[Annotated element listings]
↓↓↓

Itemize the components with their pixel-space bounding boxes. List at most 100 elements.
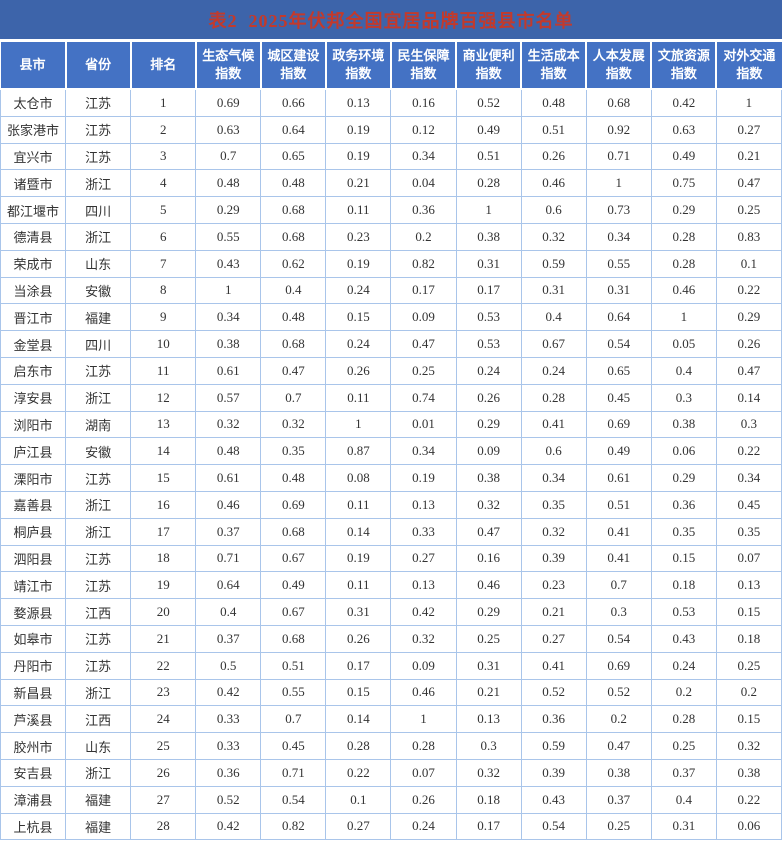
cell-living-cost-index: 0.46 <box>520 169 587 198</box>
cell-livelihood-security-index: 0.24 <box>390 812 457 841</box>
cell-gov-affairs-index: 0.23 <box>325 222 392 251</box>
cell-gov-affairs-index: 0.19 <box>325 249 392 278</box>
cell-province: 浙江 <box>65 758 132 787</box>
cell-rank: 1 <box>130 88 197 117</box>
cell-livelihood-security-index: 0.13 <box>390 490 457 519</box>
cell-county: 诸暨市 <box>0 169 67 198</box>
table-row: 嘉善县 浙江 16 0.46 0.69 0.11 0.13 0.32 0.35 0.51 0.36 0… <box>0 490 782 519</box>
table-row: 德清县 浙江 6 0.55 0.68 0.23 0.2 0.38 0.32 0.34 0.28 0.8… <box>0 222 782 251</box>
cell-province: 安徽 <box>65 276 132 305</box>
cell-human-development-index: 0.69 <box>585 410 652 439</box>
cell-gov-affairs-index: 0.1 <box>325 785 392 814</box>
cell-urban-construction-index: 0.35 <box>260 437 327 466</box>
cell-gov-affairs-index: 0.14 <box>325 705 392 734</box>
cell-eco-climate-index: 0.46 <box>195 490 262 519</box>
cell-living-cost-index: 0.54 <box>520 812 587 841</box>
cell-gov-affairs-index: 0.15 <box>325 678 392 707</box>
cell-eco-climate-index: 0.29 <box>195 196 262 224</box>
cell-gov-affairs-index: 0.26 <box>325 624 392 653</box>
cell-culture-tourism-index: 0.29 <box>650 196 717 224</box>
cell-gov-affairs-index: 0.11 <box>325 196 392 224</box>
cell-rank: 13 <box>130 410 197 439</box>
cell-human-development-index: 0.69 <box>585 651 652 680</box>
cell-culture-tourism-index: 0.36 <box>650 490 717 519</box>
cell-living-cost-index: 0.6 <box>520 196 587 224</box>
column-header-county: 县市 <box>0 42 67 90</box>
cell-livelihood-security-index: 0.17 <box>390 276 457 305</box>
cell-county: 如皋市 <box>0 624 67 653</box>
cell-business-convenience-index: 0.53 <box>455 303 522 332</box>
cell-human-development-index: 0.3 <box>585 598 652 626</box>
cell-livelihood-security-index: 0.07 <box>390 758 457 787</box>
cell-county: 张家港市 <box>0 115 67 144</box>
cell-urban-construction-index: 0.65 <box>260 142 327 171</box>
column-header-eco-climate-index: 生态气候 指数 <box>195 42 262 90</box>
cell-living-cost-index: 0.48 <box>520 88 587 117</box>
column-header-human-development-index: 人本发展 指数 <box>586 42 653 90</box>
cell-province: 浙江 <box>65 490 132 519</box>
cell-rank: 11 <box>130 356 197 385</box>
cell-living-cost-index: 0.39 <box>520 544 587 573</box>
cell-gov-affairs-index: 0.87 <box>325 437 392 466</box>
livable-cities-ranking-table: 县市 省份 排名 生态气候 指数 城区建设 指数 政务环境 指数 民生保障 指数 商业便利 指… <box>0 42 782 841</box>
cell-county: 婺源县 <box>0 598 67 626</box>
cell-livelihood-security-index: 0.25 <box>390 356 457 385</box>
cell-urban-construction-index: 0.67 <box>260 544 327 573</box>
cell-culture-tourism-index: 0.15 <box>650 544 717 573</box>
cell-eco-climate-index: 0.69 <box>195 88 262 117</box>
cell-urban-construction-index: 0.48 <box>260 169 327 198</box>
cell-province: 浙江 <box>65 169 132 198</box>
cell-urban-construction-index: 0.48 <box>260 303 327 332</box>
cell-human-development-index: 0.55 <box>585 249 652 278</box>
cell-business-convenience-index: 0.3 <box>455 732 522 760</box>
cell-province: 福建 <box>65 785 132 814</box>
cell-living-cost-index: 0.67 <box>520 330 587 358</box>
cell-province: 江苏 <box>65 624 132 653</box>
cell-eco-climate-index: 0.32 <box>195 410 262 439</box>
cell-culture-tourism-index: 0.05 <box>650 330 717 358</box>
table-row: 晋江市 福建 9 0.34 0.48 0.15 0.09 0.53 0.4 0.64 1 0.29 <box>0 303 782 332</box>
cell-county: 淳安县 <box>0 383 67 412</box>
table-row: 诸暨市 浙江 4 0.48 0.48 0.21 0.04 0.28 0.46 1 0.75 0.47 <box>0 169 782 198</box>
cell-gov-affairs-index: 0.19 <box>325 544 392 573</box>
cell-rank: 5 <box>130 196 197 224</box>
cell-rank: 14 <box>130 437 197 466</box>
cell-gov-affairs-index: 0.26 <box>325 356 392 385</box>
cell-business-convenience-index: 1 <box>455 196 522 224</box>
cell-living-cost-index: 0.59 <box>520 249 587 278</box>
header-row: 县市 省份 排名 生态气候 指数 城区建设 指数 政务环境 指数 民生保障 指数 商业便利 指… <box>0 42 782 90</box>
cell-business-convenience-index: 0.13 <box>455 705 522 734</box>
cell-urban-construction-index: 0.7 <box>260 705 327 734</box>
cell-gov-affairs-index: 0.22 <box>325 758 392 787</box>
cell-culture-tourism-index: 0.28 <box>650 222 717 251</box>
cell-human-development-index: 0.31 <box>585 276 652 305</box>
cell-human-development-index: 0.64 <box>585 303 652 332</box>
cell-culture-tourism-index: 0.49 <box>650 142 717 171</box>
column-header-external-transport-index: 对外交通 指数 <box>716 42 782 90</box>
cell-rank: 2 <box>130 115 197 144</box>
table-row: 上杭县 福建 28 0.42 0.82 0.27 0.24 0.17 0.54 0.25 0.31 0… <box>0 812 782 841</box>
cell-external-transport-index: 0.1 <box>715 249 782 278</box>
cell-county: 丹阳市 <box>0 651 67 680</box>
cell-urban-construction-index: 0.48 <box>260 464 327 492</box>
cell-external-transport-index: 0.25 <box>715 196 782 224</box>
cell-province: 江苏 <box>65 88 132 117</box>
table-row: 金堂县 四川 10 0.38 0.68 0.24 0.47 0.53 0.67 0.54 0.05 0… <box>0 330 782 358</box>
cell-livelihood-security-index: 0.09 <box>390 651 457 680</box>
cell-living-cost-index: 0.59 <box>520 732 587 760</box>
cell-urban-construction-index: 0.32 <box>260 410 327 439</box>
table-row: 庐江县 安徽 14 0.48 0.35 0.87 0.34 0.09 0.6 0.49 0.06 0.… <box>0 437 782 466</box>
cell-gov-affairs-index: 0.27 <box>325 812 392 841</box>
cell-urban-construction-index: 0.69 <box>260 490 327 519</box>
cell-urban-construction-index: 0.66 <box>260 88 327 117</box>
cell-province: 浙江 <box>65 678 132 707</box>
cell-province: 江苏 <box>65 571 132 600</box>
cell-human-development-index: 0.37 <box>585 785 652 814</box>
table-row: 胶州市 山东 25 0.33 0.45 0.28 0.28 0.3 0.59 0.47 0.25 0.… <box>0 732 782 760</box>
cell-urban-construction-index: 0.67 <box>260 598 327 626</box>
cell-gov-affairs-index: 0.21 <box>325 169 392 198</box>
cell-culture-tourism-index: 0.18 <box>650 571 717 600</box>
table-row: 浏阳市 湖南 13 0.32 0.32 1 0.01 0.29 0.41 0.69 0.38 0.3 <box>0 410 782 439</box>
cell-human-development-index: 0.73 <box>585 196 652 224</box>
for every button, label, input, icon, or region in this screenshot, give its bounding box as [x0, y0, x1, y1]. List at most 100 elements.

↑↑↑

## Stated task:
Write out every line of the records above word for word, leaving out the pictures.

## The solution:
Itemize the components with their pixel-space bounding boxes. List at most 100 elements.
cell-living-cost-index: 0.46 <box>520 169 587 198</box>
cell-livelihood-security-index: 0.24 <box>390 812 457 841</box>
cell-gov-affairs-index: 0.23 <box>325 222 392 251</box>
cell-gov-affairs-index: 0.19 <box>325 249 392 278</box>
cell-province: 浙江 <box>65 758 132 787</box>
cell-rank: 1 <box>130 88 197 117</box>
cell-livelihood-security-index: 0.13 <box>390 490 457 519</box>
cell-county: 诸暨市 <box>0 169 67 198</box>
table-row: 嘉善县 浙江 16 0.46 0.69 0.11 0.13 0.32 0.35 0.51 0.36 0… <box>0 490 782 519</box>
table-row: 德清县 浙江 6 0.55 0.68 0.23 0.2 0.38 0.32 0.34 0.28 0.8… <box>0 222 782 251</box>
cell-province: 安徽 <box>65 276 132 305</box>
cell-human-development-index: 0.69 <box>585 410 652 439</box>
cell-gov-affairs-index: 0.1 <box>325 785 392 814</box>
cell-urban-construction-index: 0.35 <box>260 437 327 466</box>
cell-gov-affairs-index: 0.14 <box>325 705 392 734</box>
cell-eco-climate-index: 0.46 <box>195 490 262 519</box>
cell-living-cost-index: 0.54 <box>520 812 587 841</box>
cell-gov-affairs-index: 0.15 <box>325 678 392 707</box>
cell-eco-climate-index: 0.29 <box>195 196 262 224</box>
cell-gov-affairs-index: 0.26 <box>325 624 392 653</box>
cell-culture-tourism-index: 0.29 <box>650 196 717 224</box>
cell-gov-affairs-index: 0.11 <box>325 196 392 224</box>
cell-rank: 13 <box>130 410 197 439</box>
cell-human-development-index: 0.69 <box>585 651 652 680</box>
cell-culture-tourism-index: 0.36 <box>650 490 717 519</box>
cell-living-cost-index: 0.6 <box>520 196 587 224</box>
column-header-county: 县市 <box>0 42 67 90</box>
cell-livelihood-security-index: 0.17 <box>390 276 457 305</box>
cell-county: 如皋市 <box>0 624 67 653</box>
cell-business-convenience-index: 0.53 <box>455 303 522 332</box>
cell-human-development-index: 0.3 <box>585 598 652 626</box>
cell-livelihood-security-index: 0.07 <box>390 758 457 787</box>
cell-county: 张家港市 <box>0 115 67 144</box>
cell-urban-construction-index: 0.65 <box>260 142 327 171</box>
column-header-eco-climate-index: 生态气候 指数 <box>195 42 262 90</box>
cell-living-cost-index: 0.48 <box>520 88 587 117</box>
column-header-human-development-index: 人本发展 指数 <box>586 42 653 90</box>
cell-province: 浙江 <box>65 490 132 519</box>
cell-rank: 11 <box>130 356 197 385</box>
cell-living-cost-index: 0.39 <box>520 544 587 573</box>
cell-gov-affairs-index: 0.87 <box>325 437 392 466</box>
livable-cities-ranking-table: 县市 省份 排名 生态气候 指数 城区建设 指数 政务环境 指数 民生保障 指数 商业便利 指… <box>0 42 782 841</box>
cell-county: 婺源县 <box>0 598 67 626</box>
cell-livelihood-security-index: 0.25 <box>390 356 457 385</box>
cell-urban-construction-index: 0.67 <box>260 544 327 573</box>
cell-culture-tourism-index: 0.15 <box>650 544 717 573</box>
cell-eco-climate-index: 0.69 <box>195 88 262 117</box>
cell-urban-construction-index: 0.48 <box>260 169 327 198</box>
cell-province: 浙江 <box>65 169 132 198</box>
cell-urban-construction-index: 0.48 <box>260 303 327 332</box>
cell-human-development-index: 0.55 <box>585 249 652 278</box>
cell-business-convenience-index: 0.3 <box>455 732 522 760</box>
cell-province: 福建 <box>65 785 132 814</box>
cell-living-cost-index: 0.67 <box>520 330 587 358</box>
cell-province: 江苏 <box>65 624 132 653</box>
cell-eco-climate-index: 0.32 <box>195 410 262 439</box>
cell-culture-tourism-index: 0.05 <box>650 330 717 358</box>
table-row: 晋江市 福建 9 0.34 0.48 0.15 0.09 0.53 0.4 0.64 1 0.29 <box>0 303 782 332</box>
cell-county: 淳安县 <box>0 383 67 412</box>
table-row: 诸暨市 浙江 4 0.48 0.48 0.21 0.04 0.28 0.46 1 0.75 0.47 <box>0 169 782 198</box>
cell-gov-affairs-index: 0.19 <box>325 544 392 573</box>
cell-rank: 5 <box>130 196 197 224</box>
cell-rank: 14 <box>130 437 197 466</box>
cell-gov-affairs-index: 0.26 <box>325 356 392 385</box>
cell-business-convenience-index: 1 <box>455 196 522 224</box>
cell-living-cost-index: 0.59 <box>520 249 587 278</box>
header-row: 县市 省份 排名 生态气候 指数 城区建设 指数 政务环境 指数 民生保障 指数 商业便利 指… <box>0 42 782 90</box>
cell-business-convenience-index: 0.13 <box>455 705 522 734</box>
cell-urban-construction-index: 0.7 <box>260 705 327 734</box>
cell-gov-affairs-index: 0.22 <box>325 758 392 787</box>
cell-culture-tourism-index: 0.28 <box>650 222 717 251</box>
cell-human-development-index: 0.31 <box>585 276 652 305</box>
cell-human-development-index: 0.64 <box>585 303 652 332</box>
cell-culture-tourism-index: 0.49 <box>650 142 717 171</box>
column-header-external-transport-index: 对外交通 指数 <box>716 42 782 90</box>
cell-rank: 2 <box>130 115 197 144</box>
table-row: 上杭县 福建 28 0.42 0.82 0.27 0.24 0.17 0.54 0.25 0.31 0… <box>0 812 782 841</box>
cell-external-transport-index: 0.1 <box>715 249 782 278</box>
cell-county: 丹阳市 <box>0 651 67 680</box>
cell-urban-construction-index: 0.48 <box>260 464 327 492</box>
cell-external-transport-index: 0.25 <box>715 196 782 224</box>
cell-province: 江苏 <box>65 88 132 117</box>
table-row: 金堂县 四川 10 0.38 0.68 0.24 0.47 0.53 0.67 0.54 0.05 0… <box>0 330 782 358</box>
cell-livelihood-security-index: 0.09 <box>390 651 457 680</box>
cell-living-cost-index: 0.59 <box>520 732 587 760</box>
cell-urban-construction-index: 0.32 <box>260 410 327 439</box>
table-row: 庐江县 安徽 14 0.48 0.35 0.87 0.34 0.09 0.6 0.49 0.06 0.… <box>0 437 782 466</box>
cell-gov-affairs-index: 0.27 <box>325 812 392 841</box>
cell-urban-construction-index: 0.69 <box>260 490 327 519</box>
cell-urban-construction-index: 0.66 <box>260 88 327 117</box>
cell-province: 浙江 <box>65 678 132 707</box>
cell-province: 江苏 <box>65 571 132 600</box>
cell-human-development-index: 0.37 <box>585 785 652 814</box>
table-row: 胶州市 山东 25 0.33 0.45 0.28 0.28 0.3 0.59 0.47 0.25 0.… <box>0 732 782 760</box>
cell-urban-construction-index: 0.67 <box>260 598 327 626</box>
cell-gov-affairs-index: 0.21 <box>325 169 392 198</box>
cell-culture-tourism-index: 0.18 <box>650 571 717 600</box>
table-row: 浏阳市 湖南 13 0.32 0.32 1 0.01 0.29 0.41 0.69 0.38 0.3 <box>0 410 782 439</box>
cell-human-development-index: 0.73 <box>585 196 652 224</box>
for every button, label, input, icon, or region in this screenshot, give its bounding box as [x0, y0, x1, y1]. List at most 100 elements.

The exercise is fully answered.